What you should do: Of the lines in these entries, how many contain the string "title"? Give the number and nothing else.

Structured figure records:
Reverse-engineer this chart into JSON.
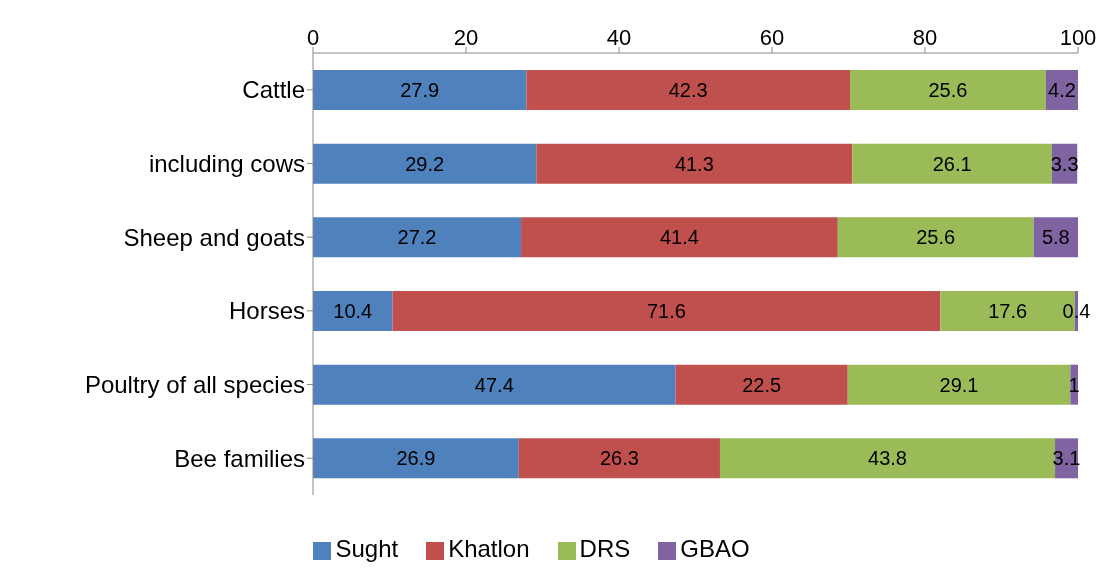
{
  "chart_data": {
    "type": "bar",
    "orientation": "horizontal",
    "stacked": true,
    "data_labels": true,
    "legend": "bottom",
    "grid": false,
    "categories": [
      "Cattle",
      "including cows",
      "Sheep and goats",
      "Horses",
      "Poultry of all species",
      "Bee families"
    ],
    "xlim": [
      0,
      100
    ],
    "xticks": [
      0,
      20,
      40,
      60,
      80,
      100
    ],
    "series": [
      {
        "name": "Sught",
        "color": "#4f81bd",
        "values": [
          27.9,
          29.2,
          27.2,
          10.4,
          47.4,
          26.9
        ]
      },
      {
        "name": "Khatlon",
        "color": "#c0504d",
        "values": [
          42.3,
          41.3,
          41.4,
          71.6,
          22.5,
          26.3
        ]
      },
      {
        "name": "DRS",
        "color": "#9bbb59",
        "values": [
          25.6,
          26.1,
          25.6,
          17.6,
          29.1,
          43.8
        ]
      },
      {
        "name": "GBAO",
        "color": "#8064a2",
        "values": [
          4.2,
          3.3,
          5.8,
          0.4,
          1,
          3.1
        ]
      }
    ]
  }
}
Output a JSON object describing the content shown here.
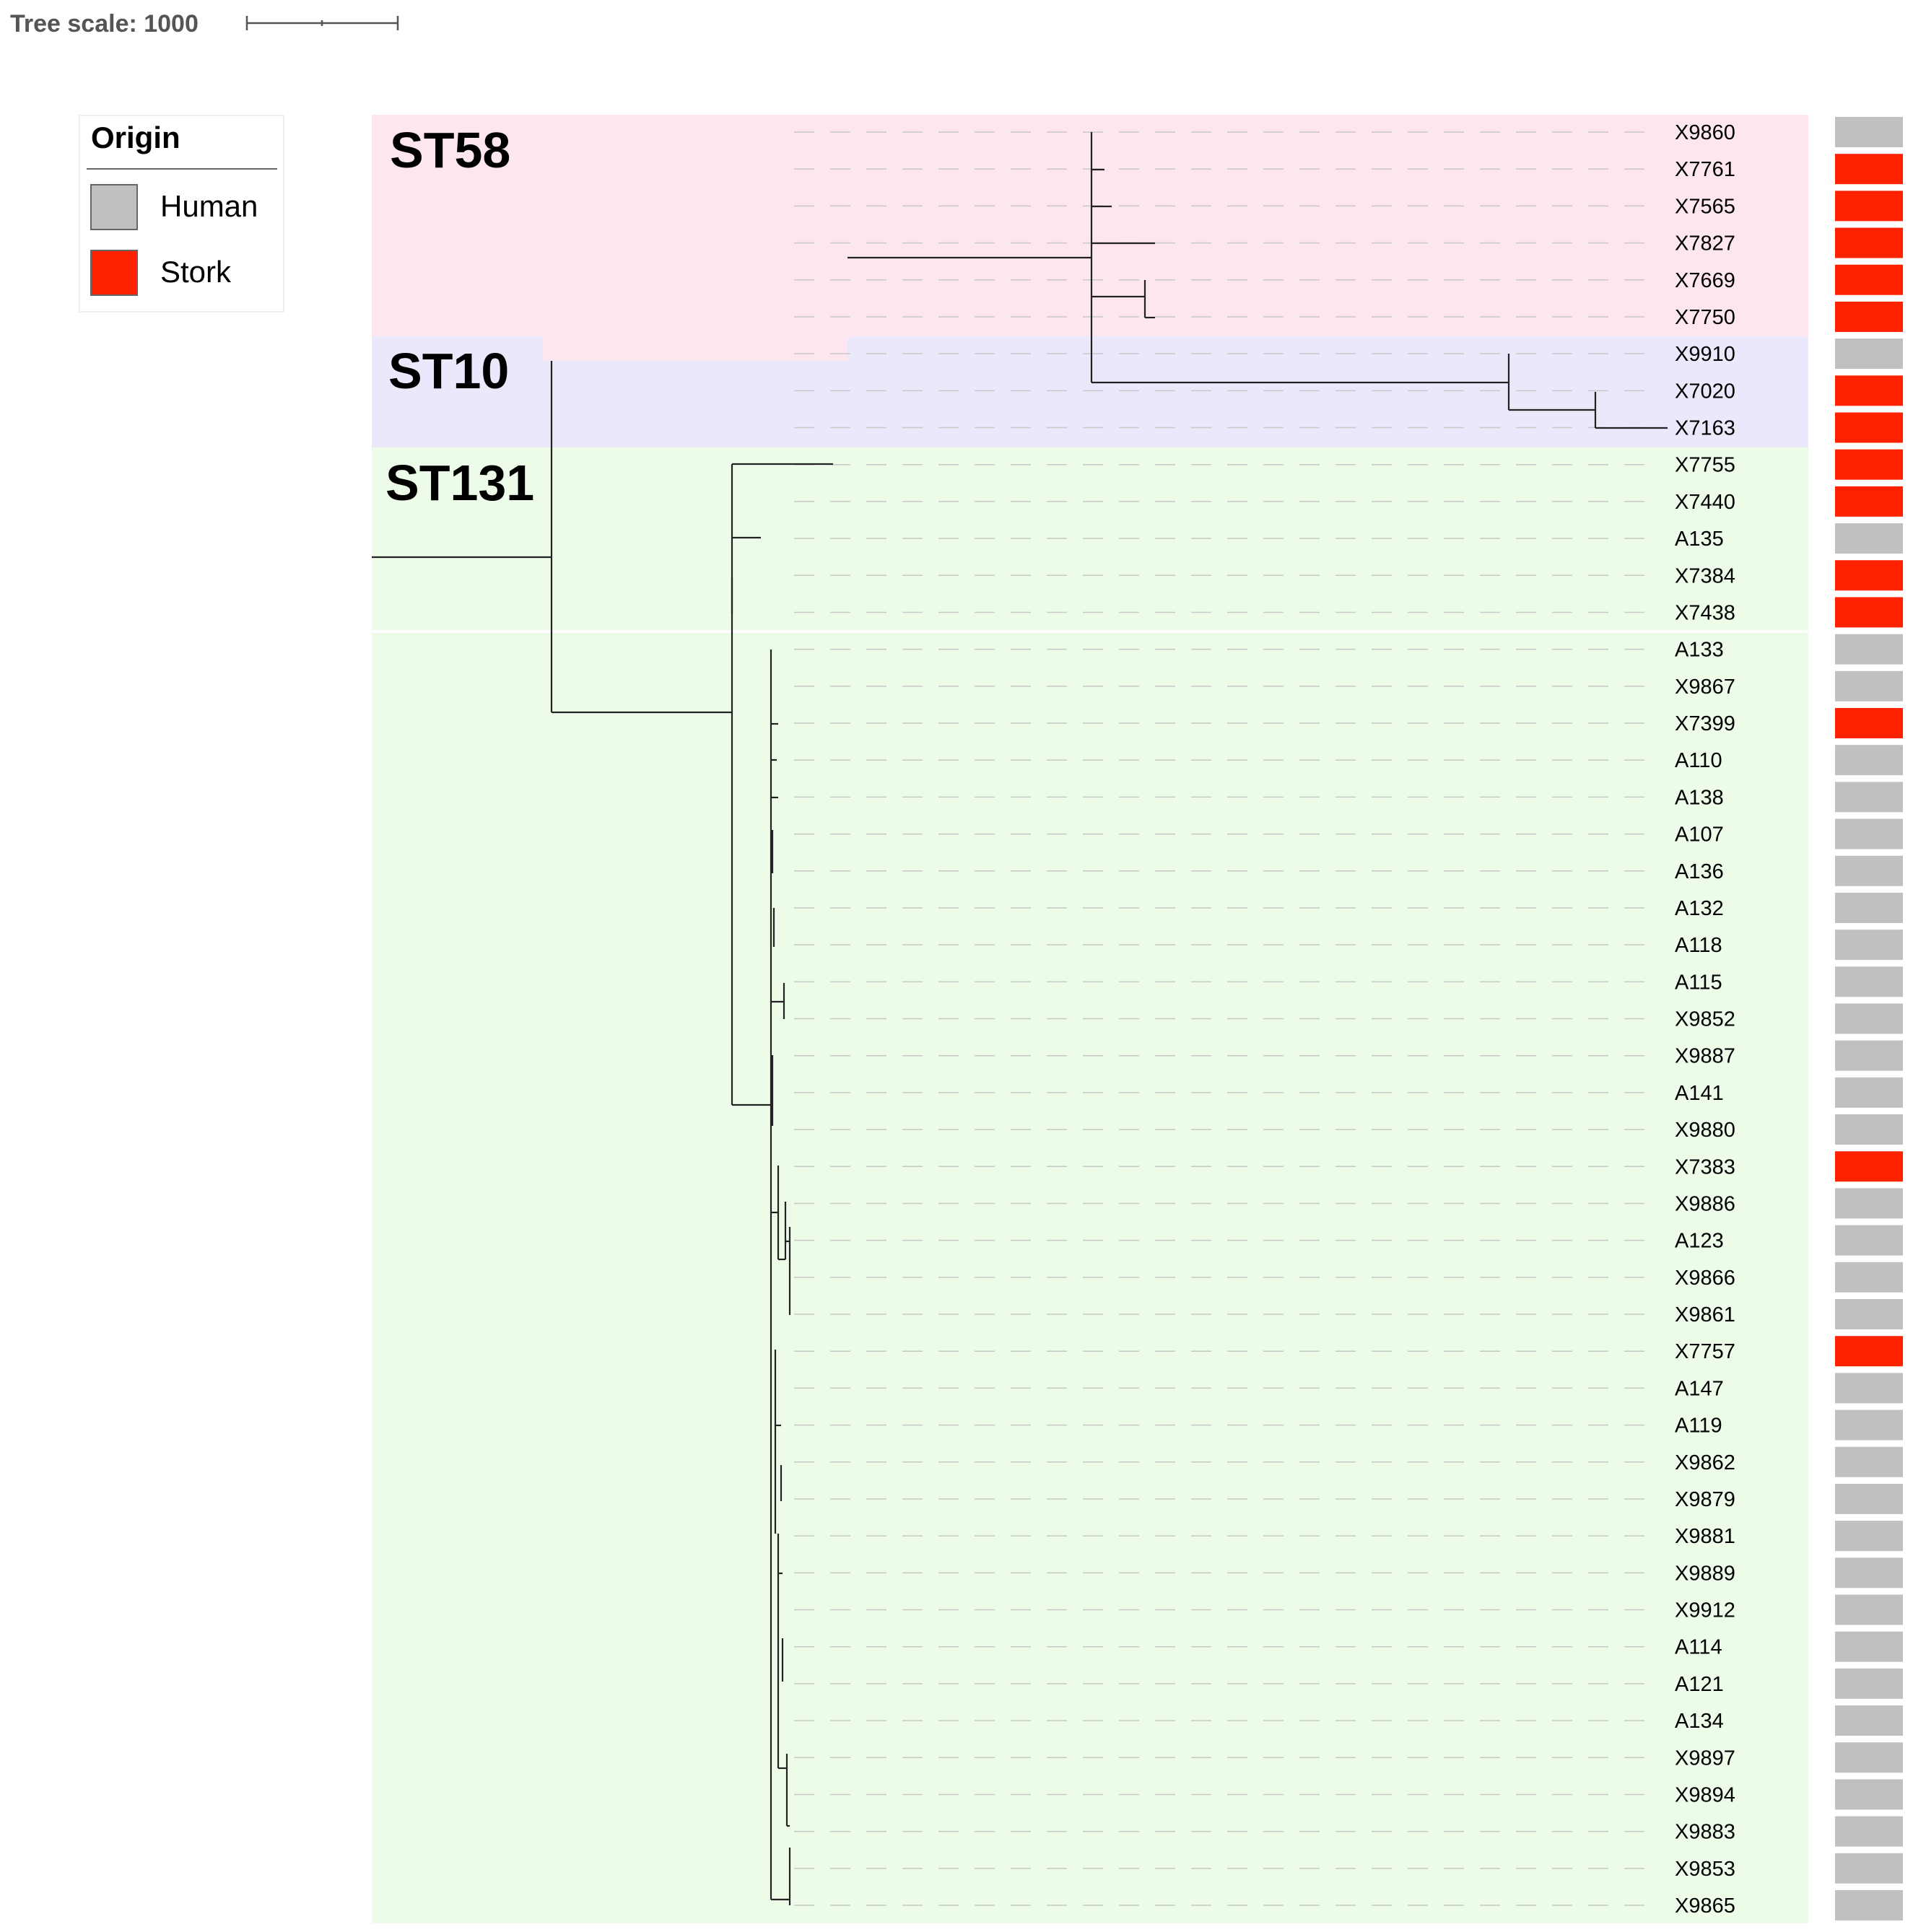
{
  "tree_scale": {
    "label": "Tree scale: 1000",
    "value": 1000
  },
  "legend": {
    "title": "Origin",
    "items": [
      {
        "label": "Human",
        "color": "#c0c0c0"
      },
      {
        "label": "Stork",
        "color": "#ff2200"
      }
    ]
  },
  "clades": [
    {
      "label": "ST58",
      "color": "#fde6ef"
    },
    {
      "label": "ST10",
      "color": "#ece8fb"
    },
    {
      "label": "ST131",
      "color": "#edfce8"
    }
  ],
  "tips": [
    {
      "label": "X9860",
      "origin": "Human"
    },
    {
      "label": "X7761",
      "origin": "Stork"
    },
    {
      "label": "X7565",
      "origin": "Stork"
    },
    {
      "label": "X7827",
      "origin": "Stork"
    },
    {
      "label": "X7669",
      "origin": "Stork"
    },
    {
      "label": "X7750",
      "origin": "Stork"
    },
    {
      "label": "X9910",
      "origin": "Human"
    },
    {
      "label": "X7020",
      "origin": "Stork"
    },
    {
      "label": "X7163",
      "origin": "Stork"
    },
    {
      "label": "X7755",
      "origin": "Stork"
    },
    {
      "label": "X7440",
      "origin": "Stork"
    },
    {
      "label": "A135",
      "origin": "Human"
    },
    {
      "label": "X7384",
      "origin": "Stork"
    },
    {
      "label": "X7438",
      "origin": "Stork"
    },
    {
      "label": "A133",
      "origin": "Human"
    },
    {
      "label": "X9867",
      "origin": "Human"
    },
    {
      "label": "X7399",
      "origin": "Stork"
    },
    {
      "label": "A110",
      "origin": "Human"
    },
    {
      "label": "A138",
      "origin": "Human"
    },
    {
      "label": "A107",
      "origin": "Human"
    },
    {
      "label": "A136",
      "origin": "Human"
    },
    {
      "label": "A132",
      "origin": "Human"
    },
    {
      "label": "A118",
      "origin": "Human"
    },
    {
      "label": "A115",
      "origin": "Human"
    },
    {
      "label": "X9852",
      "origin": "Human"
    },
    {
      "label": "X9887",
      "origin": "Human"
    },
    {
      "label": "A141",
      "origin": "Human"
    },
    {
      "label": "X9880",
      "origin": "Human"
    },
    {
      "label": "X7383",
      "origin": "Stork"
    },
    {
      "label": "X9886",
      "origin": "Human"
    },
    {
      "label": "A123",
      "origin": "Human"
    },
    {
      "label": "X9866",
      "origin": "Human"
    },
    {
      "label": "X9861",
      "origin": "Human"
    },
    {
      "label": "X7757",
      "origin": "Stork"
    },
    {
      "label": "A147",
      "origin": "Human"
    },
    {
      "label": "A119",
      "origin": "Human"
    },
    {
      "label": "X9862",
      "origin": "Human"
    },
    {
      "label": "X9879",
      "origin": "Human"
    },
    {
      "label": "X9881",
      "origin": "Human"
    },
    {
      "label": "X9889",
      "origin": "Human"
    },
    {
      "label": "X9912",
      "origin": "Human"
    },
    {
      "label": "A114",
      "origin": "Human"
    },
    {
      "label": "A121",
      "origin": "Human"
    },
    {
      "label": "A134",
      "origin": "Human"
    },
    {
      "label": "X9897",
      "origin": "Human"
    },
    {
      "label": "X9894",
      "origin": "Human"
    },
    {
      "label": "X9883",
      "origin": "Human"
    },
    {
      "label": "X9853",
      "origin": "Human"
    },
    {
      "label": "X9865",
      "origin": "Human"
    }
  ]
}
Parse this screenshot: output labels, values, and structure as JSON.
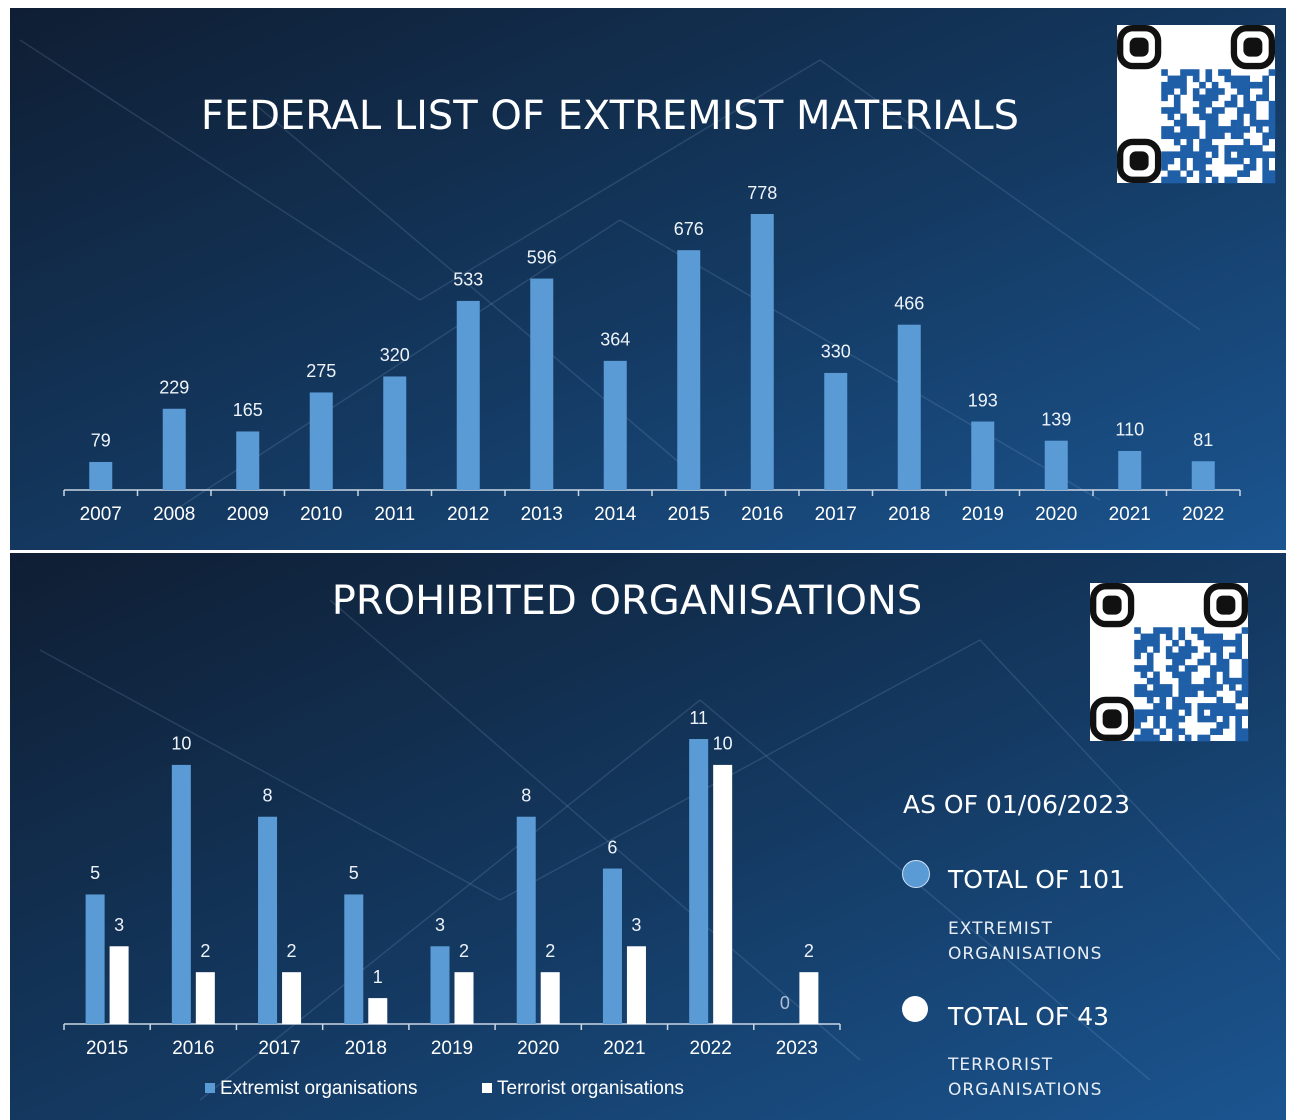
{
  "chart_data": [
    {
      "type": "bar",
      "title": "FEDERAL LIST OF EXTREMIST MATERIALS",
      "categories": [
        "2007",
        "2008",
        "2009",
        "2010",
        "2011",
        "2012",
        "2013",
        "2014",
        "2015",
        "2016",
        "2017",
        "2018",
        "2019",
        "2020",
        "2021",
        "2022"
      ],
      "values": [
        79,
        229,
        165,
        275,
        320,
        533,
        596,
        364,
        676,
        778,
        330,
        466,
        193,
        139,
        110,
        81
      ],
      "color": "#5b9bd5"
    },
    {
      "type": "bar",
      "title": "PROHIBITED ORGANISATIONS",
      "categories": [
        "2015",
        "2016",
        "2017",
        "2018",
        "2019",
        "2020",
        "2021",
        "2022",
        "2023"
      ],
      "series": [
        {
          "name": "Extremist organisations",
          "color": "#5b9bd5",
          "values": [
            5,
            10,
            8,
            5,
            3,
            8,
            6,
            11,
            0
          ]
        },
        {
          "name": "Terrorist organisations",
          "color": "#ffffff",
          "values": [
            3,
            2,
            2,
            1,
            2,
            2,
            3,
            10,
            2
          ]
        }
      ],
      "note": {
        "date": "AS OF 01/06/2023",
        "items": [
          {
            "total": "TOTAL OF 101",
            "label": "EXTREMIST ORGANISATIONS"
          },
          {
            "total": "TOTAL OF 43",
            "label": "TERRORIST ORGANISATIONS"
          }
        ]
      }
    }
  ]
}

Response for this exercise: 3